Task description:
Count how many lines of the material below have the word "ylabel" and give only the number.

Listed records:
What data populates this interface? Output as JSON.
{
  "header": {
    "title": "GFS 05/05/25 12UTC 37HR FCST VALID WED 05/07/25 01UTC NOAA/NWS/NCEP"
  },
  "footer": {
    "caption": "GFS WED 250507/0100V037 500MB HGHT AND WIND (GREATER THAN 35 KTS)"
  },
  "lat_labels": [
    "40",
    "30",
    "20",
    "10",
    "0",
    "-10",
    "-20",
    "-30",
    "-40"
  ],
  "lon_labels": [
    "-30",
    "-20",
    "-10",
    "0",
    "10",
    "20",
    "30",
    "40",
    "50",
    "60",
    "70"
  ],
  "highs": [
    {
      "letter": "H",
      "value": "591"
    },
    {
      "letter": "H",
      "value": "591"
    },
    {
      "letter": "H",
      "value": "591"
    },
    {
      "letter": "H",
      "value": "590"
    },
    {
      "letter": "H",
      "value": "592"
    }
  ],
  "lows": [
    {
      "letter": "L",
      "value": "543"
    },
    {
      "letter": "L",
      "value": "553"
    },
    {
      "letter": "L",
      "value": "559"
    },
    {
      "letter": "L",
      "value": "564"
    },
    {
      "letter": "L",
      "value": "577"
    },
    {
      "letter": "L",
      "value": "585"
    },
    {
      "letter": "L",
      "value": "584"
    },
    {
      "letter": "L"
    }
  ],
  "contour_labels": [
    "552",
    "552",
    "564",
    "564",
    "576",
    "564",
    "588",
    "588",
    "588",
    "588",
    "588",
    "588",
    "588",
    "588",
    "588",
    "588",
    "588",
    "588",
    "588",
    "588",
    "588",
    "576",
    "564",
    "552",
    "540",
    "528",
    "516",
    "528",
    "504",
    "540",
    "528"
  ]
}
---
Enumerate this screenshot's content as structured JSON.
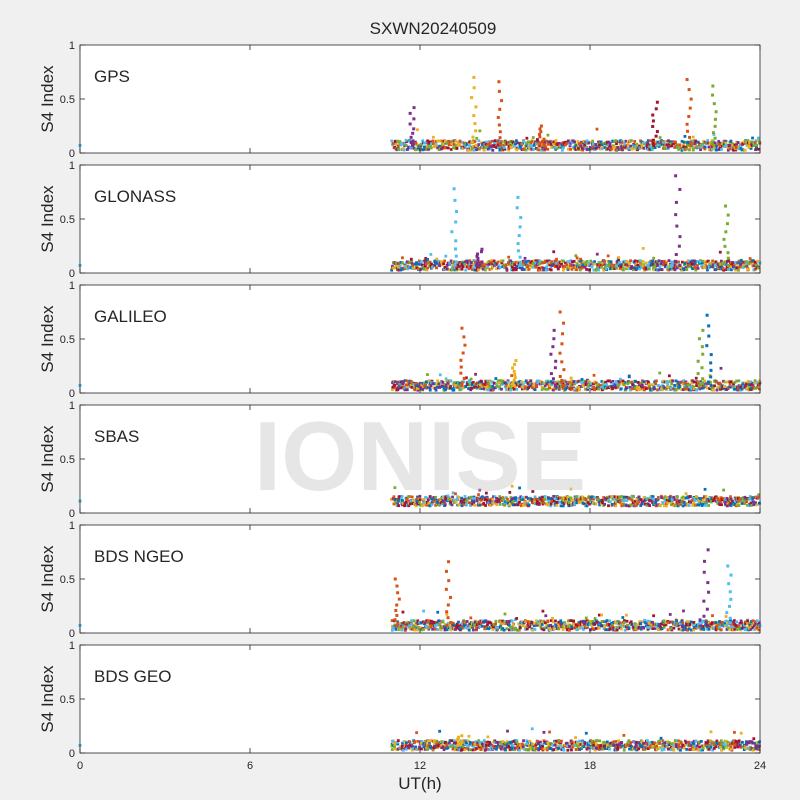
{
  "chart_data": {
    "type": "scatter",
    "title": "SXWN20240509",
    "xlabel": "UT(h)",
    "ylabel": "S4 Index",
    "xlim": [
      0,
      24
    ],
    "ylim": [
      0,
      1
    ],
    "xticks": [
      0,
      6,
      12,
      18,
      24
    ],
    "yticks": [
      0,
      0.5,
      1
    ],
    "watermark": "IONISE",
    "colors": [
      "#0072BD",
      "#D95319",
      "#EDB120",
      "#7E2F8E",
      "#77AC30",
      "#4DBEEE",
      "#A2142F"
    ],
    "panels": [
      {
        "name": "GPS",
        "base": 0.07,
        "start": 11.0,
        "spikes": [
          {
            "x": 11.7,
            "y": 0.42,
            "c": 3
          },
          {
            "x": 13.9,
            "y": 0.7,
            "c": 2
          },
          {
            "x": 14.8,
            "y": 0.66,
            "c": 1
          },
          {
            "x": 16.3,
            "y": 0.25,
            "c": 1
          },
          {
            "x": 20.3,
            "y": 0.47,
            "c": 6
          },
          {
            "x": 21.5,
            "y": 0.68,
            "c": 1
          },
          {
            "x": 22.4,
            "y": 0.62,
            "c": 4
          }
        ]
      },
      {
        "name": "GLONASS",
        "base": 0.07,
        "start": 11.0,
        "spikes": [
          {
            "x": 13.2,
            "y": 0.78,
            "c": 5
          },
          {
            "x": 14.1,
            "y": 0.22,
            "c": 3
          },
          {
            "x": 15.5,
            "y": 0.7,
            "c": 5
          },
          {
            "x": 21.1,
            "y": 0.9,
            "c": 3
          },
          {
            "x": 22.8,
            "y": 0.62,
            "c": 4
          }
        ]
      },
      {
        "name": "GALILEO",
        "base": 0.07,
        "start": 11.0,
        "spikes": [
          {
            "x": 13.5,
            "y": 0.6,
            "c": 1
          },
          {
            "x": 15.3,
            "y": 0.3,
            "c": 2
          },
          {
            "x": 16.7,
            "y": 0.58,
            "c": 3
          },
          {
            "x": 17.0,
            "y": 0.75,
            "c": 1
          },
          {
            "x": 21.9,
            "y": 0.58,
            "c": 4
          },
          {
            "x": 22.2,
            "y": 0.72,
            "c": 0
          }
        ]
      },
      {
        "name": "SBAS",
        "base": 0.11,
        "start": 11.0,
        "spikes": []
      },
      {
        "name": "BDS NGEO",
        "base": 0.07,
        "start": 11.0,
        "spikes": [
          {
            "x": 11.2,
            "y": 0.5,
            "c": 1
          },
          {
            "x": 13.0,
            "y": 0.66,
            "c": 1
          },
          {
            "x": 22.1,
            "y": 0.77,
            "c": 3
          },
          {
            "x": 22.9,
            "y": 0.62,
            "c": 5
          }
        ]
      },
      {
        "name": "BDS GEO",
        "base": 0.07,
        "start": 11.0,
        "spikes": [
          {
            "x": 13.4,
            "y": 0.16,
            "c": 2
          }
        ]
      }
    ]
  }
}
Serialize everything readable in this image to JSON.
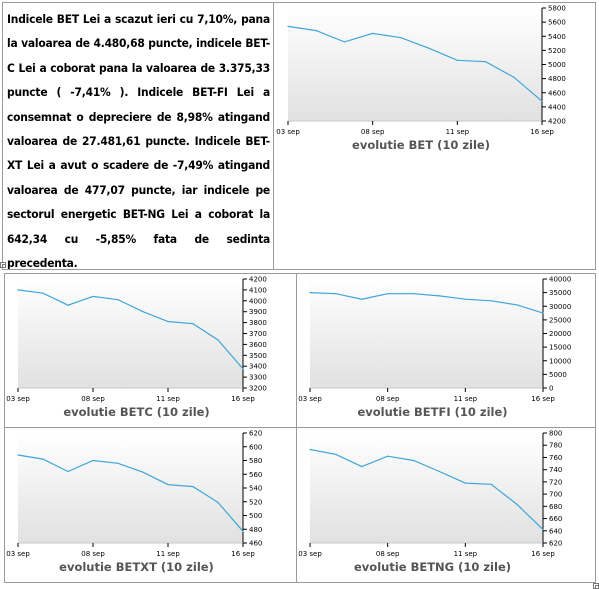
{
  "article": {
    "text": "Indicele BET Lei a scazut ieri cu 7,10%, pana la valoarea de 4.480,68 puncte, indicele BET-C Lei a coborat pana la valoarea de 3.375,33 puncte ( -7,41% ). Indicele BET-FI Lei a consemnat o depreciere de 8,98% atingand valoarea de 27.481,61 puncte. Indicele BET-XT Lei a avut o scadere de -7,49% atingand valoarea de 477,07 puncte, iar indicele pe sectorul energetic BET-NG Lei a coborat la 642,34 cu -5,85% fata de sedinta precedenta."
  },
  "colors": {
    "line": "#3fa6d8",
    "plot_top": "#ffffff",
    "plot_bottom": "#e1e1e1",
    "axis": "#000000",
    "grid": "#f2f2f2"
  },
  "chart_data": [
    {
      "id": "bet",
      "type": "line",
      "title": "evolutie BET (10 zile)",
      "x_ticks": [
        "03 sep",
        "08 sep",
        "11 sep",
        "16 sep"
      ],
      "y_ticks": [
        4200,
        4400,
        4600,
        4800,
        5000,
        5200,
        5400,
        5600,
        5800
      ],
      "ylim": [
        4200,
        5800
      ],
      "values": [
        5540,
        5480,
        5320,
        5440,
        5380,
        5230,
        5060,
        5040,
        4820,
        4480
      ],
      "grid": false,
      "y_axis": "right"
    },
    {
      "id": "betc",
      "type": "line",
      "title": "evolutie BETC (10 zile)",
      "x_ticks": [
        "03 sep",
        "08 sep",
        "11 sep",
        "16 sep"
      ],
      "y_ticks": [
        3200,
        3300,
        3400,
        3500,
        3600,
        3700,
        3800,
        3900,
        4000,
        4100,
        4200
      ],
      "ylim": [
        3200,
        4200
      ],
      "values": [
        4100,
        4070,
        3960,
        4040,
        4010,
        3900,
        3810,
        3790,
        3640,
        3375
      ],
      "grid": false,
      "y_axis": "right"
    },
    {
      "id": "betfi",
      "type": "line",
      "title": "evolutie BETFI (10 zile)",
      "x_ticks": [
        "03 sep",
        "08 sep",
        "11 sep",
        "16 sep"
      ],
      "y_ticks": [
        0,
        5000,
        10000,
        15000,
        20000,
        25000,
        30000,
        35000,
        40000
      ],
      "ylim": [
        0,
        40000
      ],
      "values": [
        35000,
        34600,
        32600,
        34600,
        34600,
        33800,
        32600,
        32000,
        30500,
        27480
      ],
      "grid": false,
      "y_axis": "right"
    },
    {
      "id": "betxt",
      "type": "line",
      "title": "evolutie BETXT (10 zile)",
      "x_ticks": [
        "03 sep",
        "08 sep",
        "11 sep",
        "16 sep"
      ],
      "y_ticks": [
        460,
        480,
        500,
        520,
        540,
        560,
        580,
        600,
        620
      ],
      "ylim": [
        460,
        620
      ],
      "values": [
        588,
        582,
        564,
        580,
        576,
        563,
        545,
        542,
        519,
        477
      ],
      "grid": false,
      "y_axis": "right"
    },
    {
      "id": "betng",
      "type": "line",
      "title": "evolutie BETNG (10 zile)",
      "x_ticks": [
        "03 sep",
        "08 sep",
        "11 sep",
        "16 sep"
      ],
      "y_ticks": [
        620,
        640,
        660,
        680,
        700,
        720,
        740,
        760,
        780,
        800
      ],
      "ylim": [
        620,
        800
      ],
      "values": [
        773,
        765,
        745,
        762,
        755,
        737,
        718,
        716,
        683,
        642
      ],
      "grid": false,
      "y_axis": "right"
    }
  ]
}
* * *
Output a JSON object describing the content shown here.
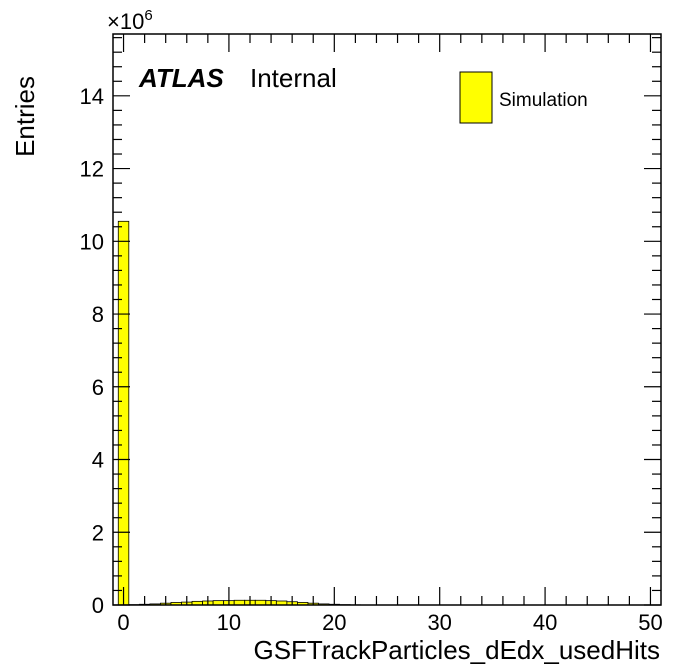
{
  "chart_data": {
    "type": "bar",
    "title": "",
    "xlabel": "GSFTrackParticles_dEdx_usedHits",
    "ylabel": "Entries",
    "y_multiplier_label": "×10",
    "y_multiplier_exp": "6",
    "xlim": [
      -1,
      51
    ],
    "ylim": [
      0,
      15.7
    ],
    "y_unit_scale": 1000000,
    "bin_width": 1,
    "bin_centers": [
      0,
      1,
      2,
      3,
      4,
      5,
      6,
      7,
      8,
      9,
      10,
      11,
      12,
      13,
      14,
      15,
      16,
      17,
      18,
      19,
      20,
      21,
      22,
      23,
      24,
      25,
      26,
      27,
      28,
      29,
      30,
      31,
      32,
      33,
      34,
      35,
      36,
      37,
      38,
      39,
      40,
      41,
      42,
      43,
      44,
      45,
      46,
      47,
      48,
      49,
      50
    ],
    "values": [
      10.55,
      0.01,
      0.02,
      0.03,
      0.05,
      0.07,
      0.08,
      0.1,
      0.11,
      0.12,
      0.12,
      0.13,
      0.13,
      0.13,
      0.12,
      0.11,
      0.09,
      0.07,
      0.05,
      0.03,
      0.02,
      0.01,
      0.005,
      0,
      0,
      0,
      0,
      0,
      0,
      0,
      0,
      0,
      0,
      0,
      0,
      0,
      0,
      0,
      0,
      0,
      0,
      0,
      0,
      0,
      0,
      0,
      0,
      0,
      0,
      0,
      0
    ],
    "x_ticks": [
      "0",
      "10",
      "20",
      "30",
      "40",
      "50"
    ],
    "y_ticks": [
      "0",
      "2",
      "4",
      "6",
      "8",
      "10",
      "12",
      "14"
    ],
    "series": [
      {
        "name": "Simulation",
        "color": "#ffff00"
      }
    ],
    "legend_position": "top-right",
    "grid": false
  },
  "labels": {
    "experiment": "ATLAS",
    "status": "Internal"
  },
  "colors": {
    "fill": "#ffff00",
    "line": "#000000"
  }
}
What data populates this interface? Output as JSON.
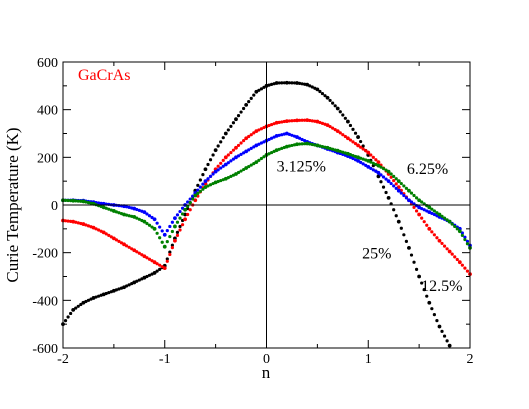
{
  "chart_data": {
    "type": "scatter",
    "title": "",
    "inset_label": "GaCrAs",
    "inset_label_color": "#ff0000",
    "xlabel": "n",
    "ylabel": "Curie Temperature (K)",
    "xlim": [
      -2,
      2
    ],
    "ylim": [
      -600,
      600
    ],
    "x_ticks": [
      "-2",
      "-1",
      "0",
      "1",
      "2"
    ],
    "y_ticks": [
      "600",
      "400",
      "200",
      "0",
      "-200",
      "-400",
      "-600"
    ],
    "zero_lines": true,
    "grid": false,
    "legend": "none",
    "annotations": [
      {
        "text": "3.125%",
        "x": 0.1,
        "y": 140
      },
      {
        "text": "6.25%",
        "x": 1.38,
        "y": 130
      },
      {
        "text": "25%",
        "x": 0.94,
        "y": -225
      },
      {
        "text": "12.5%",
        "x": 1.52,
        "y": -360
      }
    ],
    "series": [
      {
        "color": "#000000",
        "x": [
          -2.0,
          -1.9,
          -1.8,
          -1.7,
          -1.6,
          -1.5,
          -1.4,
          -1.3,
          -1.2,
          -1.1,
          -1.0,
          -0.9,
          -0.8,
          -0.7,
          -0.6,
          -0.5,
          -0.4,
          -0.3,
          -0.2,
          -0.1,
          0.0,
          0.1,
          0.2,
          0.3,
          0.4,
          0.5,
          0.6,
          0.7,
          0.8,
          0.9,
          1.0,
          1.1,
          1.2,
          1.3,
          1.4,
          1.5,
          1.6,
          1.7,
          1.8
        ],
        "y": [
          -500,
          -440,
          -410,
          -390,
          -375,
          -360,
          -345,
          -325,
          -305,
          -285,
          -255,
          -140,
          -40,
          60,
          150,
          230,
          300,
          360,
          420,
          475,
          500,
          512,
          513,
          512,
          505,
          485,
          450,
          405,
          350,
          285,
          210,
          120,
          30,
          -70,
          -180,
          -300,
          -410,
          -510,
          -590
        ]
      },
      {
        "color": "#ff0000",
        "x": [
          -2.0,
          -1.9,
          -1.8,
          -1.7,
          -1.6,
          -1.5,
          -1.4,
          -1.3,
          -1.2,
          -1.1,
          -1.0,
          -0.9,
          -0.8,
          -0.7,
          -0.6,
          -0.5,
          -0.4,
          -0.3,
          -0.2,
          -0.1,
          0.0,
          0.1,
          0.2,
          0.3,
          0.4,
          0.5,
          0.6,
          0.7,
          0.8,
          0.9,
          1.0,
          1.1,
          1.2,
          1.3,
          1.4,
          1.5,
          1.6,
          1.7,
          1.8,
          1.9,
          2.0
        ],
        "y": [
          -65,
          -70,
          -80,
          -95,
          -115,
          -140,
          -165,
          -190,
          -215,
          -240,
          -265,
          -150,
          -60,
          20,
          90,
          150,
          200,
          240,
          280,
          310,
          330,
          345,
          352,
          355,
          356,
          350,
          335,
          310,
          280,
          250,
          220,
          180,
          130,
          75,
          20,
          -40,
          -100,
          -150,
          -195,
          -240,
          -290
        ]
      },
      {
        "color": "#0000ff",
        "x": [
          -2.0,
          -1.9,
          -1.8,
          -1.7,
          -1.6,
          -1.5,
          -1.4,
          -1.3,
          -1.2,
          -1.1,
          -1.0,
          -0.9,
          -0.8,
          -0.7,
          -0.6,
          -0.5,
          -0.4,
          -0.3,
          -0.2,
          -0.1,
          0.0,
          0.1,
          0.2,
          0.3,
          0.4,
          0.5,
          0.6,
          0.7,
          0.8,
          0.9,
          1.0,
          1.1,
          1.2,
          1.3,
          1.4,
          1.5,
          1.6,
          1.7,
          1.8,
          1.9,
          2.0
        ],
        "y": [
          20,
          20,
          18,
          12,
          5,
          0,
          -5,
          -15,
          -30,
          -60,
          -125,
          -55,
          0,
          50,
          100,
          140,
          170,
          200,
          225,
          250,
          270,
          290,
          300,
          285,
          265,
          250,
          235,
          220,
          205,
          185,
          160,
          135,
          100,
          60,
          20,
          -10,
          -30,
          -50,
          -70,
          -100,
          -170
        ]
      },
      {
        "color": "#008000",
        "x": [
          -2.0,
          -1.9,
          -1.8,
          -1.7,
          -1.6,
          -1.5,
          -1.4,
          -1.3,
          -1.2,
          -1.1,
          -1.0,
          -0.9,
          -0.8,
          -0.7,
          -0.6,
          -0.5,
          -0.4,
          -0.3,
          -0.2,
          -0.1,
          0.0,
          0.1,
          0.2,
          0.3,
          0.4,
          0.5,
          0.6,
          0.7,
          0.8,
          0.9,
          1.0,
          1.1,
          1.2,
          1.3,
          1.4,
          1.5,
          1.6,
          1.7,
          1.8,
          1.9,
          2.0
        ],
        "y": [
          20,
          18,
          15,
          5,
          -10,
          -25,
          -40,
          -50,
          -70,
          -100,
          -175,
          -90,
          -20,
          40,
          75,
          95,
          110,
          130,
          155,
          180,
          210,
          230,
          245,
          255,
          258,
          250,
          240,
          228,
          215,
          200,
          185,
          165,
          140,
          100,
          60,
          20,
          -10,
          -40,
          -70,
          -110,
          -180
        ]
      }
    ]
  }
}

Result of this exercise:
3